Rewrite every line of the records below as a numbered list, leaving out any blank lines.

(Data items)

::::::::::

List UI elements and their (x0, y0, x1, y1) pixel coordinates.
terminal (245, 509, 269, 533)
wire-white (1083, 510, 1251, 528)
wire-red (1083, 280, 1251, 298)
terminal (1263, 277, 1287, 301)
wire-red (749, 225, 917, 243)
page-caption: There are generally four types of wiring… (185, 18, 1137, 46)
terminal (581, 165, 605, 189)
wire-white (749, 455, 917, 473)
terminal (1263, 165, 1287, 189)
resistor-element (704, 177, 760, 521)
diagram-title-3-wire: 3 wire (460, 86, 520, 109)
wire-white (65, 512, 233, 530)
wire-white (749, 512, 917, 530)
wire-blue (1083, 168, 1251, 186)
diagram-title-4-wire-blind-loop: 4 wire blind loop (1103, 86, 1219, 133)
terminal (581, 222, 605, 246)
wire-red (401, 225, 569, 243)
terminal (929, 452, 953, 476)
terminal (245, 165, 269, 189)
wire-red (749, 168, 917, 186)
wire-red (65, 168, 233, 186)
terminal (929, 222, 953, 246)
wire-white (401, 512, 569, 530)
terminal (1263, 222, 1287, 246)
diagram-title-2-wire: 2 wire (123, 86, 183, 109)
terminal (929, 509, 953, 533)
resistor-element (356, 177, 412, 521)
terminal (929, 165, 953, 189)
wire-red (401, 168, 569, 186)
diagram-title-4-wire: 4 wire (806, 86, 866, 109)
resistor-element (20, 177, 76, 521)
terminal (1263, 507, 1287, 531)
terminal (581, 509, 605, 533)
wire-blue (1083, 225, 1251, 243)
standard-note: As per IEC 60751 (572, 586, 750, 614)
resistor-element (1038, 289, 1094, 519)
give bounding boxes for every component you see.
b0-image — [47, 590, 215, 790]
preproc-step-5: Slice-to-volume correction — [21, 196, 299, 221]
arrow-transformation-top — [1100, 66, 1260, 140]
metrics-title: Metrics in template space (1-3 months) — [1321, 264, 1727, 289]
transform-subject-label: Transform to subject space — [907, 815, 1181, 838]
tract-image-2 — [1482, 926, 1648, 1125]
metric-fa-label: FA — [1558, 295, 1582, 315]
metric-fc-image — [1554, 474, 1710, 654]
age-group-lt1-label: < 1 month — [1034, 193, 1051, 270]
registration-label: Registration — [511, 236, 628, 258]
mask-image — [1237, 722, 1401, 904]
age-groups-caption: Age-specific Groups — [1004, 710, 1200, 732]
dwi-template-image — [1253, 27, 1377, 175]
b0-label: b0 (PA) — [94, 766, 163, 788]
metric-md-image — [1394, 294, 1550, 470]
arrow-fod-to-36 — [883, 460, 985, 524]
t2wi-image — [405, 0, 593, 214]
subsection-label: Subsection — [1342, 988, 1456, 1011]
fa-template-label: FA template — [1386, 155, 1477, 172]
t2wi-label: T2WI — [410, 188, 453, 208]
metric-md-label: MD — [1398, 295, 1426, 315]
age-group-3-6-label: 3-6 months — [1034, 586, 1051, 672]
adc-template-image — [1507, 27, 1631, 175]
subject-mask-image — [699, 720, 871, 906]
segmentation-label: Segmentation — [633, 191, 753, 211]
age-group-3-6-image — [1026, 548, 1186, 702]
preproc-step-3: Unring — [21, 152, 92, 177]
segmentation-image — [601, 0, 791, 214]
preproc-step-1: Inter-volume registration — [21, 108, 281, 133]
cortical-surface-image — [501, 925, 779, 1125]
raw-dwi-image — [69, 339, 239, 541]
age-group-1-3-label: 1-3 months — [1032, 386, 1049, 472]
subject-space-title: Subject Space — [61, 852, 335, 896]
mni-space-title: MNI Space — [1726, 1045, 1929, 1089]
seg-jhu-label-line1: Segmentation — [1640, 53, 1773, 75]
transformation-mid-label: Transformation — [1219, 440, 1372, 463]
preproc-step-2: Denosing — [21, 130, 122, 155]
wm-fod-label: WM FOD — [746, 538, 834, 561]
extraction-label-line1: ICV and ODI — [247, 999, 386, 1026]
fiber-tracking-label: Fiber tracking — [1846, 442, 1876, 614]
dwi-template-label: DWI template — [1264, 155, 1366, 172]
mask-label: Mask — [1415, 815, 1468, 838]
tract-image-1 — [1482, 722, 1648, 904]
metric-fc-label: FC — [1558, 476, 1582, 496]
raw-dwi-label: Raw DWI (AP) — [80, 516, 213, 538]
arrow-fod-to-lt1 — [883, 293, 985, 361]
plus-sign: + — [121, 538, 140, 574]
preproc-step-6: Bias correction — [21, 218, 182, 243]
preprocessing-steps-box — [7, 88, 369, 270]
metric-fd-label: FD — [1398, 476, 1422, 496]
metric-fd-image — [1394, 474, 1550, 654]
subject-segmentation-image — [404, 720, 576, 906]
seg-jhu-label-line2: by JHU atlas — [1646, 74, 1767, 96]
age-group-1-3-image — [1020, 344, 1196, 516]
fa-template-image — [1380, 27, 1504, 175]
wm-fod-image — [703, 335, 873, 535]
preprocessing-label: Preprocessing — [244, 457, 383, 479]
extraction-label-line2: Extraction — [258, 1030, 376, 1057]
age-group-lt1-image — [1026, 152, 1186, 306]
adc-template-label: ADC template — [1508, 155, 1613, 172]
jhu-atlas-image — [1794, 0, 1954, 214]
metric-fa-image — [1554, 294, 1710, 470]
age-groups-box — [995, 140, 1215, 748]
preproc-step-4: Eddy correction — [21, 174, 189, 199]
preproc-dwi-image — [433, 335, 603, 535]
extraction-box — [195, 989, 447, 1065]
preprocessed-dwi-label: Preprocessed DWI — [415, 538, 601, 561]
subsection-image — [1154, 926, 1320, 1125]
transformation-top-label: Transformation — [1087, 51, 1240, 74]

::::::::::

__Answer below__.
1. List UI elements and their (x0, y0, x1, y1) pixel coordinates.
2. terminal (245, 509, 269, 533)
3. wire-white (1083, 510, 1251, 528)
4. wire-red (1083, 280, 1251, 298)
5. terminal (1263, 277, 1287, 301)
6. wire-red (749, 225, 917, 243)
7. page-caption: There are generally four types of wiring… (185, 18, 1137, 46)
8. terminal (581, 165, 605, 189)
9. wire-white (749, 455, 917, 473)
10. terminal (1263, 165, 1287, 189)
11. resistor-element (704, 177, 760, 521)
12. diagram-title-3-wire: 3 wire (460, 86, 520, 109)
13. wire-white (65, 512, 233, 530)
14. wire-white (749, 512, 917, 530)
15. wire-blue (1083, 168, 1251, 186)
16. diagram-title-4-wire-blind-loop: 4 wire blind loop (1103, 86, 1219, 133)
17. terminal (581, 222, 605, 246)
18. wire-red (401, 225, 569, 243)
19. terminal (929, 452, 953, 476)
20. terminal (245, 165, 269, 189)
21. wire-red (749, 168, 917, 186)
22. wire-red (65, 168, 233, 186)
23. terminal (929, 222, 953, 246)
24. wire-white (401, 512, 569, 530)
25. terminal (1263, 222, 1287, 246)
26. diagram-title-2-wire: 2 wire (123, 86, 183, 109)
27. terminal (929, 509, 953, 533)
28. resistor-element (356, 177, 412, 521)
29. terminal (929, 165, 953, 189)
30. wire-red (401, 168, 569, 186)
31. diagram-title-4-wire: 4 wire (806, 86, 866, 109)
32. resistor-element (20, 177, 76, 521)
33. terminal (1263, 507, 1287, 531)
34. terminal (581, 509, 605, 533)
35. wire-blue (1083, 225, 1251, 243)
36. standard-note: As per IEC 60751 (572, 586, 750, 614)
37. resistor-element (1038, 289, 1094, 519)
38. give bounding boxes for every component you see.
39. b0-image — [47, 590, 215, 790]
40. preproc-step-5: Slice-to-volume correction — [21, 196, 299, 221]
41. arrow-transformation-top — [1100, 66, 1260, 140]
42. metrics-title: Metrics in template space (1-3 months) — [1321, 264, 1727, 289]
43. transform-subject-label: Transform to subject space — [907, 815, 1181, 838]
44. tract-image-2 — [1482, 926, 1648, 1125]
45. metric-fa-label: FA — [1558, 295, 1582, 315]
46. metric-fc-image — [1554, 474, 1710, 654]
47. age-group-lt1-label: < 1 month — [1034, 193, 1051, 270]
48. registration-label: Registration — [511, 236, 628, 258]
49. mask-image — [1237, 722, 1401, 904]
50. age-groups-caption: Age-specific Groups — [1004, 710, 1200, 732]
51. dwi-template-image — [1253, 27, 1377, 175]
52. b0-label: b0 (PA) — [94, 766, 163, 788]
53. metric-md-image — [1394, 294, 1550, 470]
54. arrow-fod-to-36 — [883, 460, 985, 524]
55. t2wi-image — [405, 0, 593, 214]
56. subsection-label: Subsection — [1342, 988, 1456, 1011]
57. fa-template-label: FA template — [1386, 155, 1477, 172]
58. t2wi-label: T2WI — [410, 188, 453, 208]
59. metric-md-label: MD — [1398, 295, 1426, 315]
60. age-group-3-6-label: 3-6 months — [1034, 586, 1051, 672]
61. adc-template-image — [1507, 27, 1631, 175]
62. subject-mask-image — [699, 720, 871, 906]
63. segmentation-label: Segmentation — [633, 191, 753, 211]
64. age-group-3-6-image — [1026, 548, 1186, 702]
65. preproc-step-3: Unring — [21, 152, 92, 177]
66. segmentation-image — [601, 0, 791, 214]
67. preproc-step-1: Inter-volume registration — [21, 108, 281, 133]
68. cortical-surface-image — [501, 925, 779, 1125]
69. raw-dwi-image — [69, 339, 239, 541]
70. age-group-1-3-label: 1-3 months — [1032, 386, 1049, 472]
71. subject-space-title: Subject Space — [61, 852, 335, 896]
72. mni-space-title: MNI Space — [1726, 1045, 1929, 1089]
73. seg-jhu-label-line1: Segmentation — [1640, 53, 1773, 75]
74. transformation-mid-label: Transformation — [1219, 440, 1372, 463]
75. preproc-step-2: Denosing — [21, 130, 122, 155]
76. wm-fod-label: WM FOD — [746, 538, 834, 561]
77. extraction-label-line1: ICV and ODI — [247, 999, 386, 1026]
78. fiber-tracking-label: Fiber tracking — [1846, 442, 1876, 614]
79. dwi-template-label: DWI template — [1264, 155, 1366, 172]
80. mask-label: Mask — [1415, 815, 1468, 838]
81. tract-image-1 — [1482, 722, 1648, 904]
82. metric-fc-label: FC — [1558, 476, 1582, 496]
83. raw-dwi-label: Raw DWI (AP) — [80, 516, 213, 538]
84. arrow-fod-to-lt1 — [883, 293, 985, 361]
85. plus-sign: + — [121, 538, 140, 574]
86. preproc-step-6: Bias correction — [21, 218, 182, 243]
87. preprocessing-steps-box — [7, 88, 369, 270]
88. metric-fd-label: FD — [1398, 476, 1422, 496]
89. metric-fd-image — [1394, 474, 1550, 654]
90. subject-segmentation-image — [404, 720, 576, 906]
91. seg-jhu-label-line2: by JHU atlas — [1646, 74, 1767, 96]
92. age-group-1-3-image — [1020, 344, 1196, 516]
93. fa-template-image — [1380, 27, 1504, 175]
94. wm-fod-image — [703, 335, 873, 535]
95. preprocessing-label: Preprocessing — [244, 457, 383, 479]
96. extraction-label-line2: Extraction — [258, 1030, 376, 1057]
97. age-group-lt1-image — [1026, 152, 1186, 306]
98. adc-template-label: ADC template — [1508, 155, 1613, 172]
99. jhu-atlas-image — [1794, 0, 1954, 214]
100. metric-fa-image — [1554, 294, 1710, 470]
101. age-groups-box — [995, 140, 1215, 748]
102. preproc-step-4: Eddy correction — [21, 174, 189, 199]
103. preproc-dwi-image — [433, 335, 603, 535]
104. extraction-box — [195, 989, 447, 1065]
105. preprocessed-dwi-label: Preprocessed DWI — [415, 538, 601, 561]
106. subsection-image — [1154, 926, 1320, 1125]
107. transformation-top-label: Transformation — [1087, 51, 1240, 74]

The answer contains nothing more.